- **Task statement**: In the entries below, find the lines that contain the word "Employees" and copy them.

- **Information shown**:

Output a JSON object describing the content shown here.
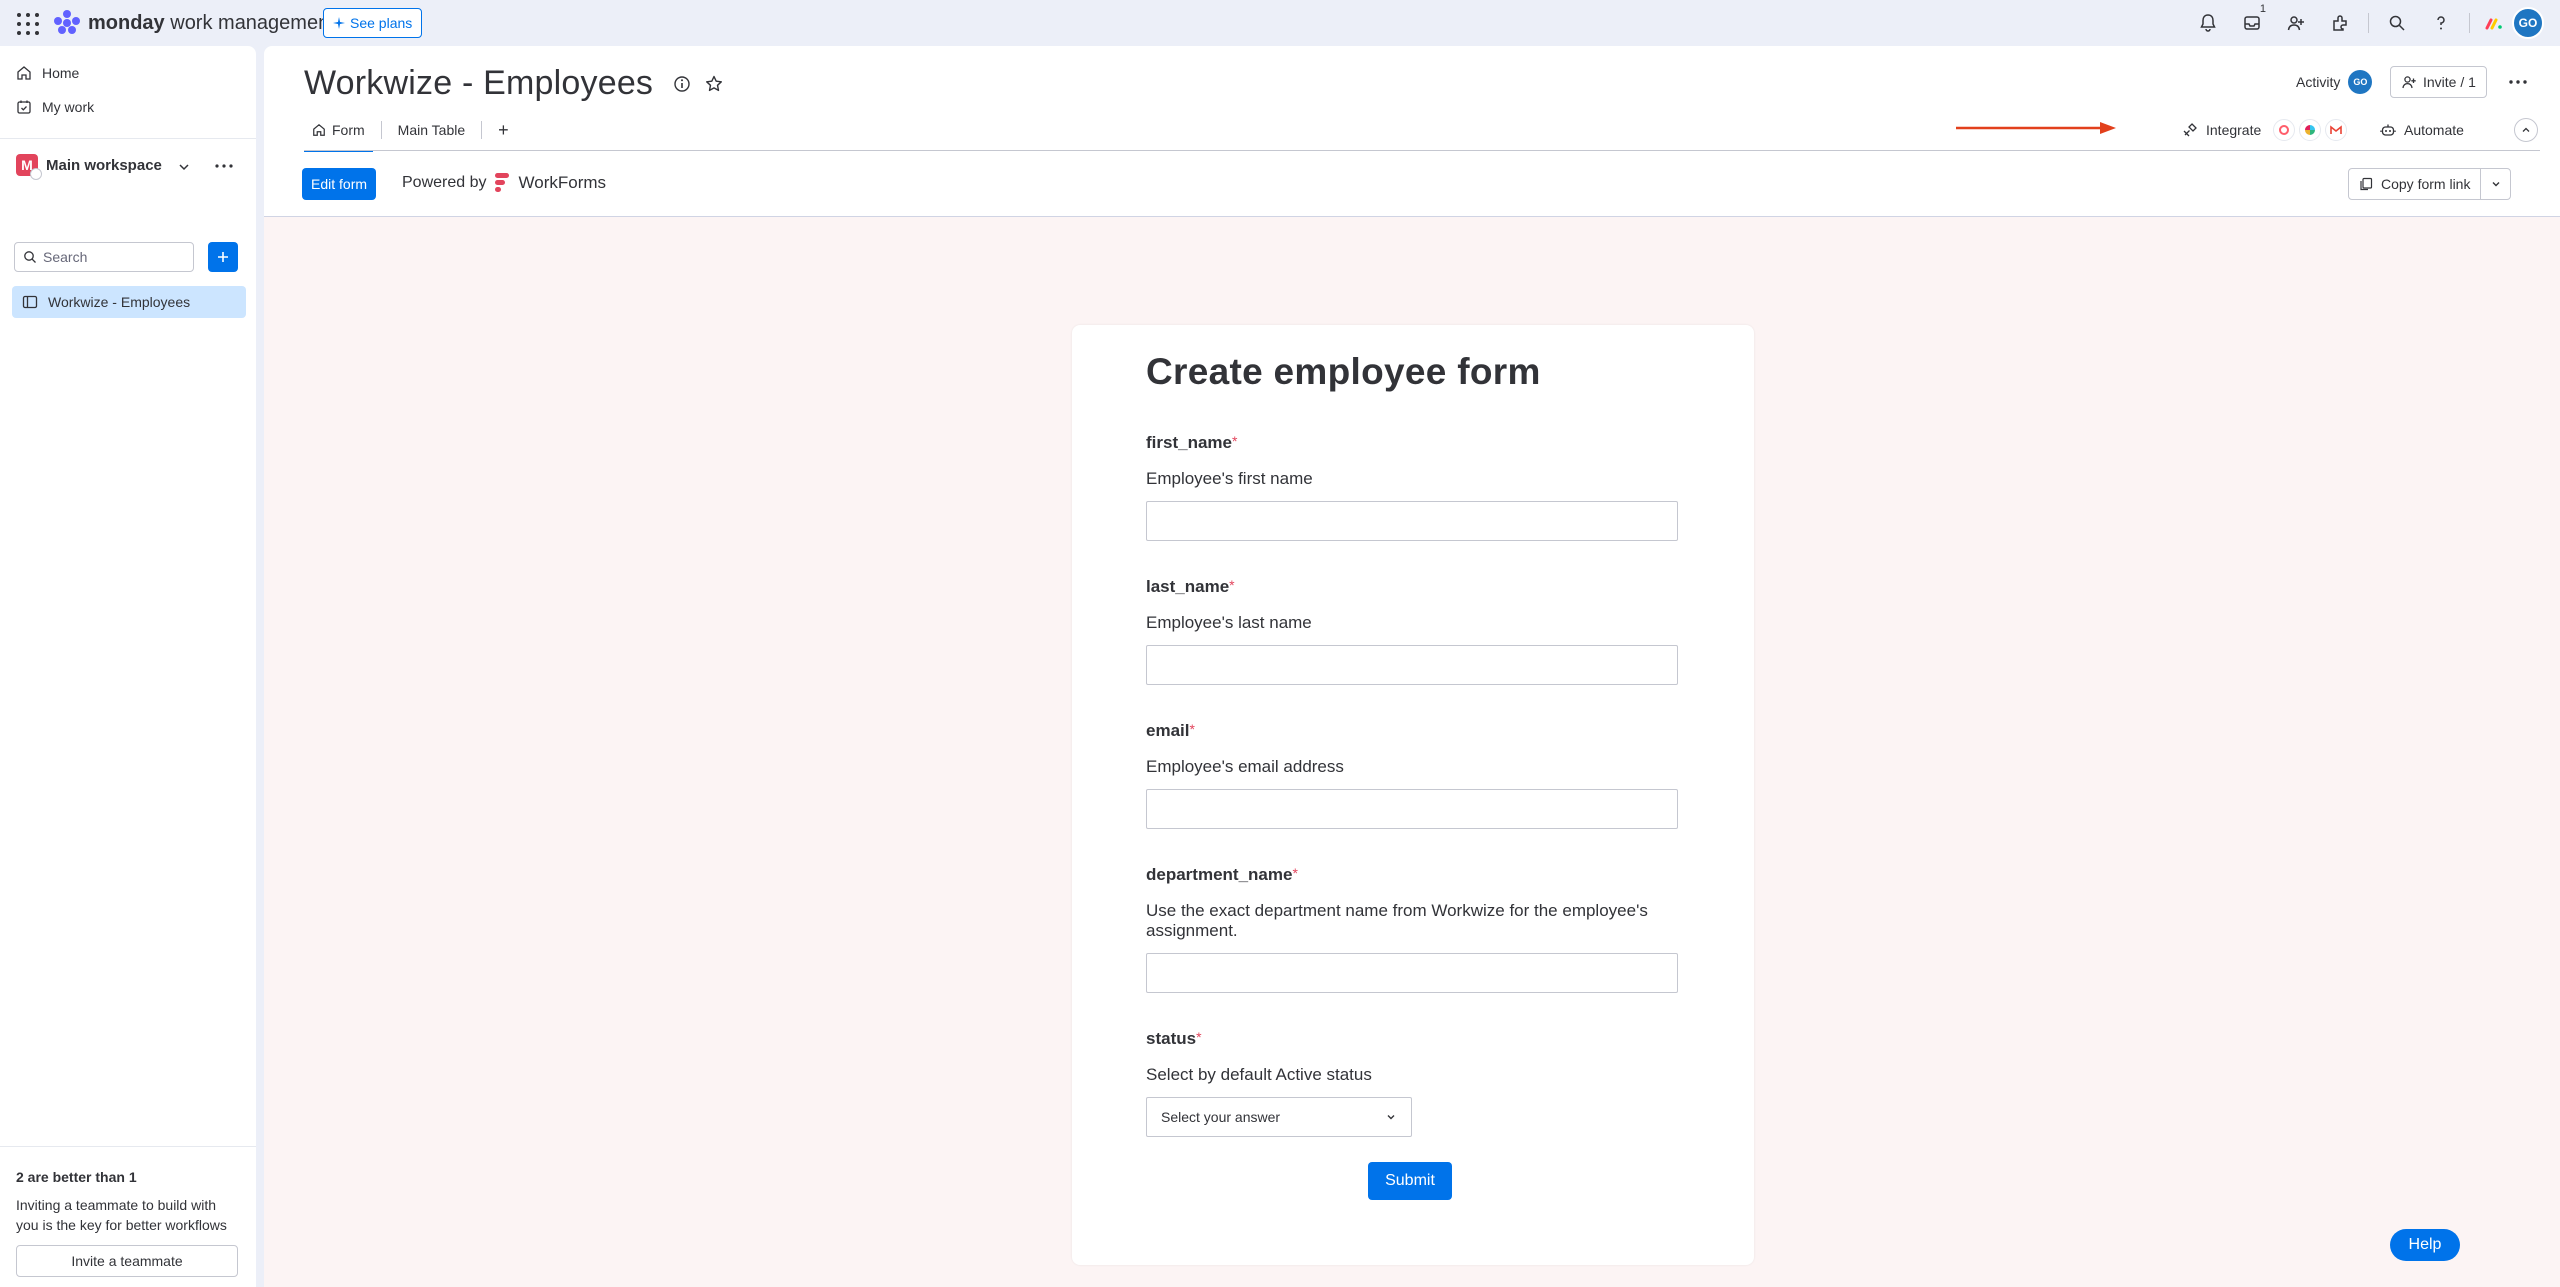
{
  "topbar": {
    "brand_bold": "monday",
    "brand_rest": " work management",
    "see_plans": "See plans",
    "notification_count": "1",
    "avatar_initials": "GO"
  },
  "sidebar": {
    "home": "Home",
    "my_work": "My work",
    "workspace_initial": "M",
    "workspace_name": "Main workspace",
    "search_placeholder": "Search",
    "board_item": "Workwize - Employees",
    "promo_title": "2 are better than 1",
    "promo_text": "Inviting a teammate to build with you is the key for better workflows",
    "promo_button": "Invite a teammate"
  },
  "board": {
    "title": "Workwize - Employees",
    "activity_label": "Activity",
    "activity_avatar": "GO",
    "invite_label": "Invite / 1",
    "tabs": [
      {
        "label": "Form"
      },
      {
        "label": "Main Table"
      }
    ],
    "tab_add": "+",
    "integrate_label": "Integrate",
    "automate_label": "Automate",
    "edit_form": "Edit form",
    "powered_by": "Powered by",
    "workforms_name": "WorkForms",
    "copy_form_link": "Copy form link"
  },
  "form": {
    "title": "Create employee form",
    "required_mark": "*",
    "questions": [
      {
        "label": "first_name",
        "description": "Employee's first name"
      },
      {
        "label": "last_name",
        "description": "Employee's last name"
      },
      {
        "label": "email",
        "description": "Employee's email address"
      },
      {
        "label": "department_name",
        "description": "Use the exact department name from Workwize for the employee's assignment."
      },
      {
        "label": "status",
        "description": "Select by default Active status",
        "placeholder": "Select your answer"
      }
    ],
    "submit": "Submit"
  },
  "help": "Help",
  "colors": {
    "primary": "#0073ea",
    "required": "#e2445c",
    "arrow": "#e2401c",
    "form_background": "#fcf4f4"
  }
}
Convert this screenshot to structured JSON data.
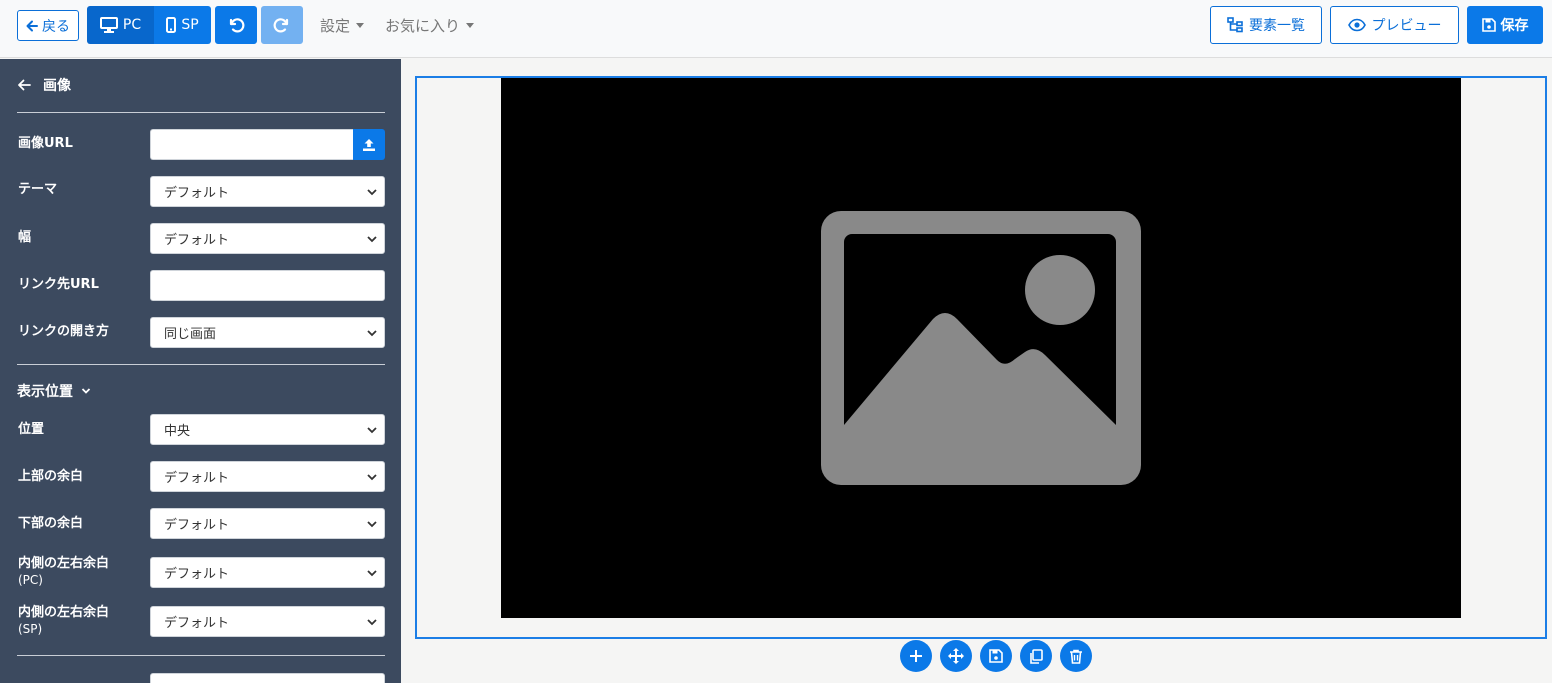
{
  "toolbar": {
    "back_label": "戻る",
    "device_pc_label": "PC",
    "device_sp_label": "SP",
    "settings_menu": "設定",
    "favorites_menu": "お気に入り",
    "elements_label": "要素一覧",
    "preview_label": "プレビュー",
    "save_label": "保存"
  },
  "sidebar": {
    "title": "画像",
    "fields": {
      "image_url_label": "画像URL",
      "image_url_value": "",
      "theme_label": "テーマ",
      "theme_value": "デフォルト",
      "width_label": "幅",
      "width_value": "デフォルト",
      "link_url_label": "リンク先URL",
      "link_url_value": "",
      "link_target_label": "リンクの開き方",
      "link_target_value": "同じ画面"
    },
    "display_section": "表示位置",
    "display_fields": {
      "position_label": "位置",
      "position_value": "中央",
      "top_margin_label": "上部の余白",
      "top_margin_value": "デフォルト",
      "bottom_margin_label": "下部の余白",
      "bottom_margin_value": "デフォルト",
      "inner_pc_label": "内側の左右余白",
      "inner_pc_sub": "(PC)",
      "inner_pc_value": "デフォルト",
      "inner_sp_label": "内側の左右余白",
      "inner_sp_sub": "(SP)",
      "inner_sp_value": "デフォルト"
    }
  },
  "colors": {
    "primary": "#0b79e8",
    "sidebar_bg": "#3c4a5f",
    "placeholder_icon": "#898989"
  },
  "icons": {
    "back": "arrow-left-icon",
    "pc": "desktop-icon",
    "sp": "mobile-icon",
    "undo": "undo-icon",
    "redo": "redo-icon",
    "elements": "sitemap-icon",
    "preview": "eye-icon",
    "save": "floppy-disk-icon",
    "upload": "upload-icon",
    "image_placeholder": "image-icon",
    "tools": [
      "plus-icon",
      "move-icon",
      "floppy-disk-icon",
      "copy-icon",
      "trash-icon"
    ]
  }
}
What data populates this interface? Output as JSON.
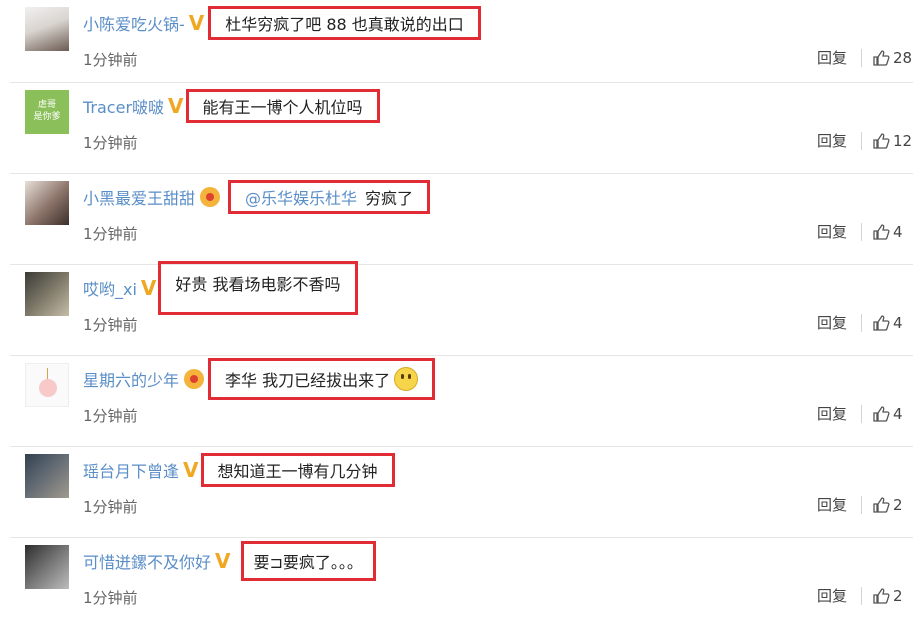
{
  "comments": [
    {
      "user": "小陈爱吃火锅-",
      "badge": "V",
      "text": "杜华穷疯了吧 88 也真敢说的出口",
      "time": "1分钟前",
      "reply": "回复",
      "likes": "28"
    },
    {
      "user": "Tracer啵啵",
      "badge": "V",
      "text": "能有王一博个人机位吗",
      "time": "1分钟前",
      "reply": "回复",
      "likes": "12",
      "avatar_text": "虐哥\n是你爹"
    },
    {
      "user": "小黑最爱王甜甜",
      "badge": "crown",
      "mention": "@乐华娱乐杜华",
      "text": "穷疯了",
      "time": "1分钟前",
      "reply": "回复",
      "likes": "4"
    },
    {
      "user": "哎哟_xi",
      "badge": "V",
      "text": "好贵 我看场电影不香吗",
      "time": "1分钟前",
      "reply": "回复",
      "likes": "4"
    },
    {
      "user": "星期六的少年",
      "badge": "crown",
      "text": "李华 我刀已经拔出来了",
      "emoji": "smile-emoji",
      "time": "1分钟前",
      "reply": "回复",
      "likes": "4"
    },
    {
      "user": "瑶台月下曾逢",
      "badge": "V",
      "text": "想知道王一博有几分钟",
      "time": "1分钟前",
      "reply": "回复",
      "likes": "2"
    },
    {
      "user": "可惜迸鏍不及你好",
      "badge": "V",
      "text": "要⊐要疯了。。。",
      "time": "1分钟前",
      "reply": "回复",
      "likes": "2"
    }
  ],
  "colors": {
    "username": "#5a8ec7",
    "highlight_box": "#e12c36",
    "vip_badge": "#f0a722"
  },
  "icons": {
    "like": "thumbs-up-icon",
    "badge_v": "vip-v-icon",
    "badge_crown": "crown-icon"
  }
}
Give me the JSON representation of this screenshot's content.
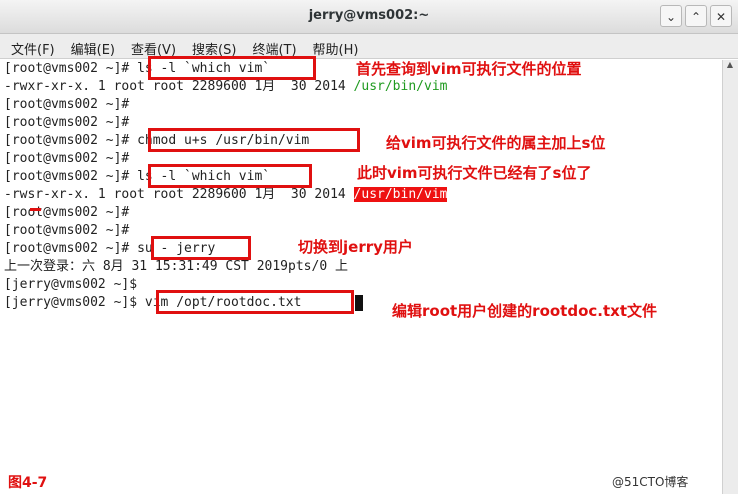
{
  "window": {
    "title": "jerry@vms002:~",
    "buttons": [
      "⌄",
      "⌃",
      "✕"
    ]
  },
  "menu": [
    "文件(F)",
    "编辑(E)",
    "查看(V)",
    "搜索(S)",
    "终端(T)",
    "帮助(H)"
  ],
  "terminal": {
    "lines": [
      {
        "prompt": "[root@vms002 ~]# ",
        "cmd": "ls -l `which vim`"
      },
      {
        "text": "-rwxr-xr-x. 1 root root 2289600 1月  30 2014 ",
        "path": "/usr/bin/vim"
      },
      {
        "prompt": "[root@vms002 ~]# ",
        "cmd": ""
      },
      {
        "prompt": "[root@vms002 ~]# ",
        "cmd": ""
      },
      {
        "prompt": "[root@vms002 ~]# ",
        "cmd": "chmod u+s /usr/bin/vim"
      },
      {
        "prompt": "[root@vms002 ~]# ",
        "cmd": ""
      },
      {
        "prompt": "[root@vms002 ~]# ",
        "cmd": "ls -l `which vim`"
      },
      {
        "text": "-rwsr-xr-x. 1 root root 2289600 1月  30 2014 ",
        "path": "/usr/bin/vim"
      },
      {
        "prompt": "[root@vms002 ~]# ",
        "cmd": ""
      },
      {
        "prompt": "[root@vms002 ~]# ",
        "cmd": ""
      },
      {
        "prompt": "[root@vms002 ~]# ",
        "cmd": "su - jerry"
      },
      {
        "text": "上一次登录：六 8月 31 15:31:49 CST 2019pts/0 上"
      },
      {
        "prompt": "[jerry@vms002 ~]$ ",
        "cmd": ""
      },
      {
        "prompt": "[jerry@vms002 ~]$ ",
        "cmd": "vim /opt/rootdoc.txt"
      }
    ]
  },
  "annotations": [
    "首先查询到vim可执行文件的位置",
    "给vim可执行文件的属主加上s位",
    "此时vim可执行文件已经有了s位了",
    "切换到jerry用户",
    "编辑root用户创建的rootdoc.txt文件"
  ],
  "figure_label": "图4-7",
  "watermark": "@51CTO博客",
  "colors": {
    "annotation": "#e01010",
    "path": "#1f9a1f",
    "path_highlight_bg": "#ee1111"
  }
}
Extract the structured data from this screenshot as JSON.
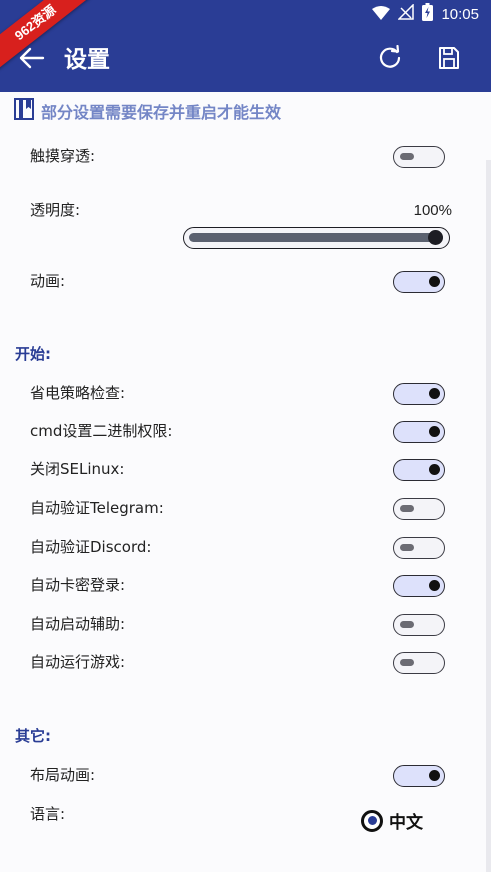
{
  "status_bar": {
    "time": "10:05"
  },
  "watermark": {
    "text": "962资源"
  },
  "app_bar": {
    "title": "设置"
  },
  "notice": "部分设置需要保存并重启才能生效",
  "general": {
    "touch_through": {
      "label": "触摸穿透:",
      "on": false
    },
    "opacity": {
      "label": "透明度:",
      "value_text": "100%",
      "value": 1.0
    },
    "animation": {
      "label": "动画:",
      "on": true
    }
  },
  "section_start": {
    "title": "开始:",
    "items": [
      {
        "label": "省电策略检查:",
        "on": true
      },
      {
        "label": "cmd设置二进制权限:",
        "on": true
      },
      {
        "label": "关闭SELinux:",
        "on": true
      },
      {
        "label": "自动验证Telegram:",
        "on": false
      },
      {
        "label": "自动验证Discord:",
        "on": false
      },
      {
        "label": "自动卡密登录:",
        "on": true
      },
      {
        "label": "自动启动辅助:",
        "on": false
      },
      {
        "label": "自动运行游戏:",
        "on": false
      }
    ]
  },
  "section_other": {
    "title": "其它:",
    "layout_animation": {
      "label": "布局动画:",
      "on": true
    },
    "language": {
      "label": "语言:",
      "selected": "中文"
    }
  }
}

- **Finished exercise**:
    "board_item": "Workwize - Employees",
    "title": "Workwize - Employees",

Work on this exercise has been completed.